TASK REQUIREMENTS> Collect all lines containing the word "copyright" from the data.

GIVEN INFORMATION>
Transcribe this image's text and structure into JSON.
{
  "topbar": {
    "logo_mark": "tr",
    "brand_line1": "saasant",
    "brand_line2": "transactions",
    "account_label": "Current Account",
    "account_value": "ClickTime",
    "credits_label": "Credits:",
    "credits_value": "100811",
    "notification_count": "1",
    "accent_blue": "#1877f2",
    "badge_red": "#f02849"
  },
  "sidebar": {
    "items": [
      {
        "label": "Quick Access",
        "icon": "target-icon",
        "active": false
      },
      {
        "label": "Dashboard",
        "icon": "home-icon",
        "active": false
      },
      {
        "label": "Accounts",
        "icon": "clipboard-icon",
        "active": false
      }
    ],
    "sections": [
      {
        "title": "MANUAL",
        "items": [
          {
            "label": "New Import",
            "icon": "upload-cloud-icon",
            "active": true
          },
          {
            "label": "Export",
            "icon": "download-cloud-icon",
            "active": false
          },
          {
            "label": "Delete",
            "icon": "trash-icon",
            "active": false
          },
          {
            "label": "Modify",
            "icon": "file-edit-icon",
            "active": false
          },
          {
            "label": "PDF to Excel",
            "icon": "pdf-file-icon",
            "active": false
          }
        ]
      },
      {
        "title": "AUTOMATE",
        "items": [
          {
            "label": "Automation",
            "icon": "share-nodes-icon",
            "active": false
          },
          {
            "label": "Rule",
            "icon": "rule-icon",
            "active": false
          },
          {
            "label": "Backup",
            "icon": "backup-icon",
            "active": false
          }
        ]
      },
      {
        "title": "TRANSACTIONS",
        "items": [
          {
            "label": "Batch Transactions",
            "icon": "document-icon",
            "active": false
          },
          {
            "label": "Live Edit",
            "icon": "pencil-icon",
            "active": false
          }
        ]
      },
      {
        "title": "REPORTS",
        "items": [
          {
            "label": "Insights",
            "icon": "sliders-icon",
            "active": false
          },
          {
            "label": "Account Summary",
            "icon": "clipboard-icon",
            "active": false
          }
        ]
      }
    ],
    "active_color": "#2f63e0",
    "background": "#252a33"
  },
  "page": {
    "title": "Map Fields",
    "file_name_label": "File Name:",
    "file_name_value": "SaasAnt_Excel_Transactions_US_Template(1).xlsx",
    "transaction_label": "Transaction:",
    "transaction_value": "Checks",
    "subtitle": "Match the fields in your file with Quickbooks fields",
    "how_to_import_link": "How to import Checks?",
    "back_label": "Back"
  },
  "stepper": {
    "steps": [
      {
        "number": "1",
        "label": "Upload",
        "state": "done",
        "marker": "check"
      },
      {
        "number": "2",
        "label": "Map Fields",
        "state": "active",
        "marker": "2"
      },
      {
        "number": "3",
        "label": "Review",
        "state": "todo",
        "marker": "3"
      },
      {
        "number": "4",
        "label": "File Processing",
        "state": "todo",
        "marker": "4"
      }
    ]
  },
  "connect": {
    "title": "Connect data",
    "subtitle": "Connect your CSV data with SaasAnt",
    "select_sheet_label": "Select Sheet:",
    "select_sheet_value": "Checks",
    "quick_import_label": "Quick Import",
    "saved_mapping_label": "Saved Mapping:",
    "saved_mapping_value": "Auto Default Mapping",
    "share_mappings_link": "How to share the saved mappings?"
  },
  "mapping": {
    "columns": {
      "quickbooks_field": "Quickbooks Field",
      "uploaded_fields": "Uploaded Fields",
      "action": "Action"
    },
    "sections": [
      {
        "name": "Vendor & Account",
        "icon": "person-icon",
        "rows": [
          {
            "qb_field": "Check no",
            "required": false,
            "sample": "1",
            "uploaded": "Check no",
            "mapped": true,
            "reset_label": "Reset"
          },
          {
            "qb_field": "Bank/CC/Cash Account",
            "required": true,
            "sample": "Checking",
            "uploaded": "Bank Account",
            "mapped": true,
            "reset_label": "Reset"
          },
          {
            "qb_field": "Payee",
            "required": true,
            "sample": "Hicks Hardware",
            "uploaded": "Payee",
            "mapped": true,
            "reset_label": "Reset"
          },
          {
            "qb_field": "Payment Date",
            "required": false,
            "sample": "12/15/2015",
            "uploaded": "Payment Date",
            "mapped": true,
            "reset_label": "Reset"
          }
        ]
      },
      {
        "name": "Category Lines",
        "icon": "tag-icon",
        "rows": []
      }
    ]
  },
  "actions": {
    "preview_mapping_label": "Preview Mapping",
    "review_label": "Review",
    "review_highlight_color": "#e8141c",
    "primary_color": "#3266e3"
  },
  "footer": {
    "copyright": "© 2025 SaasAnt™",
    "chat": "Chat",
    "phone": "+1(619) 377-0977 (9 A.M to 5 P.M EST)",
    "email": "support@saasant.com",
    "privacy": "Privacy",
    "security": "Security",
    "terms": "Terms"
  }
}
==
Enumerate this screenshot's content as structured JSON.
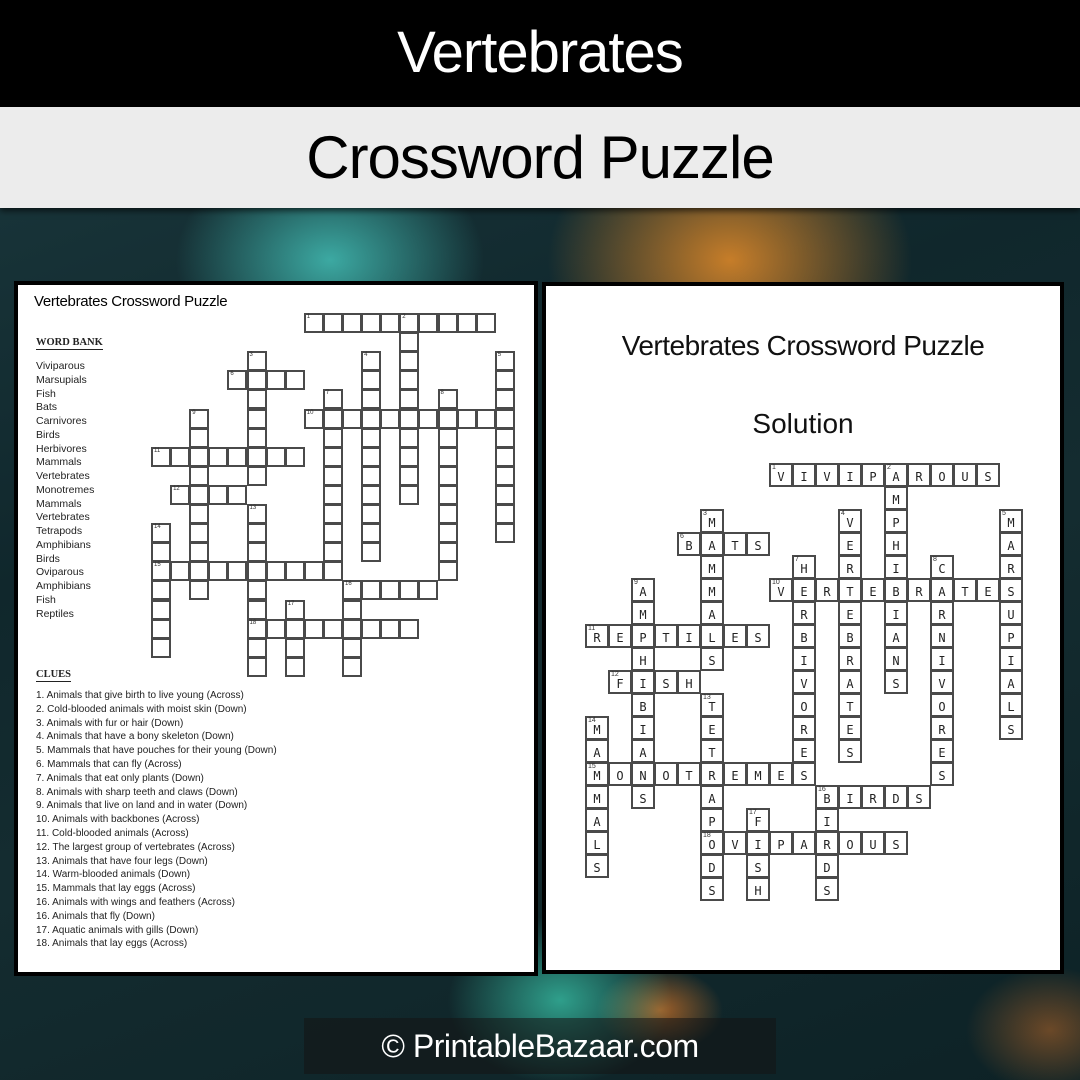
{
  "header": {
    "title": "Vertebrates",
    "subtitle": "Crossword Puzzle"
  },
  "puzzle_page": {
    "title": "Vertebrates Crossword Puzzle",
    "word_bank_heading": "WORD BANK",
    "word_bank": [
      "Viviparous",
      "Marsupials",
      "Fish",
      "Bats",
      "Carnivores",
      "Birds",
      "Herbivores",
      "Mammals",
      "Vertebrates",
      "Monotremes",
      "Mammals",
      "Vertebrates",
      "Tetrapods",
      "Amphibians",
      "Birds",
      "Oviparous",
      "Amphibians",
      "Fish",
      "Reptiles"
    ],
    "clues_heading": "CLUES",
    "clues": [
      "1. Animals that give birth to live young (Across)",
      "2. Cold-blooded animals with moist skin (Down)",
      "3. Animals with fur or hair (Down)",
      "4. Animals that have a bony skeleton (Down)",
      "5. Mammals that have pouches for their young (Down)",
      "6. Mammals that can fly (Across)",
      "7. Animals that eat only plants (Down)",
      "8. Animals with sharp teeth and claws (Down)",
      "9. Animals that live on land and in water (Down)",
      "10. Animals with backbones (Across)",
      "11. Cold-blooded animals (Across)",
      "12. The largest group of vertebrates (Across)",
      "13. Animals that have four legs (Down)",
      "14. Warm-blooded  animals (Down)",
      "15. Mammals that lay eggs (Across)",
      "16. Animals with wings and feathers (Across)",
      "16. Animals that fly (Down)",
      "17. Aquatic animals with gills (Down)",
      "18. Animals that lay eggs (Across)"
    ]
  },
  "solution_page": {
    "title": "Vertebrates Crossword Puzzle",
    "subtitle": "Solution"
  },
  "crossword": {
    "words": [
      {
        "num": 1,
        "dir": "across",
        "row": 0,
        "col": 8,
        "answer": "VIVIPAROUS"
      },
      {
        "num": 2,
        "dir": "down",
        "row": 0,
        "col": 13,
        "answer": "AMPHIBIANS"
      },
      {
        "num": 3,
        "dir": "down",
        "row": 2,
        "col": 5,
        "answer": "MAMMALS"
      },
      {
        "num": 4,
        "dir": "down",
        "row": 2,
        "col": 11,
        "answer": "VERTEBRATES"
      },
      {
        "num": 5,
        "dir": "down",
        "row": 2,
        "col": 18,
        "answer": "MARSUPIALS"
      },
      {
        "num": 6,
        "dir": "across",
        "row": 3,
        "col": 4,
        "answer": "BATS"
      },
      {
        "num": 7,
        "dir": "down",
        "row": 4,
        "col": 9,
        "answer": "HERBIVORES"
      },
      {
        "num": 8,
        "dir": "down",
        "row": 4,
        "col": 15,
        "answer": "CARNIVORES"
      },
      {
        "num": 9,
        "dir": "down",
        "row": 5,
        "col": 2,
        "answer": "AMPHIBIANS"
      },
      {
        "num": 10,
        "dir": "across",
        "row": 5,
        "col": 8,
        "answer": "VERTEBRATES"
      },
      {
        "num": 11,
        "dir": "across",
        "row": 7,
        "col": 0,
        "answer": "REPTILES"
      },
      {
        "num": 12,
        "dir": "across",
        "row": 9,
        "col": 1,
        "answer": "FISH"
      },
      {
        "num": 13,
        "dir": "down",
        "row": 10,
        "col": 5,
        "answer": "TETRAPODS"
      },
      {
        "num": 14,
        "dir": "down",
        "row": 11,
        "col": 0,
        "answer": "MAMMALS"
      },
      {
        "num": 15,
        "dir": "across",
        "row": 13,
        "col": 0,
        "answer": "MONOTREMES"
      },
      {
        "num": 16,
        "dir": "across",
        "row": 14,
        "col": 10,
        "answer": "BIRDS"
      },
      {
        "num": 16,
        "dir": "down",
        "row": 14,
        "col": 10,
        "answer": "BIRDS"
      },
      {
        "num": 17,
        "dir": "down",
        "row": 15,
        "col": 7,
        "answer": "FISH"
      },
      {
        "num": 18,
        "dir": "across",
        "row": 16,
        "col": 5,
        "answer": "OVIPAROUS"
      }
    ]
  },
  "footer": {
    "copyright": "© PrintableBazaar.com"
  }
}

ANSWER FOR THIS EXERCISE>
    "copyright": "© 2025 SaasAnt™",
    "copyright": "© PrintableBazaar.com"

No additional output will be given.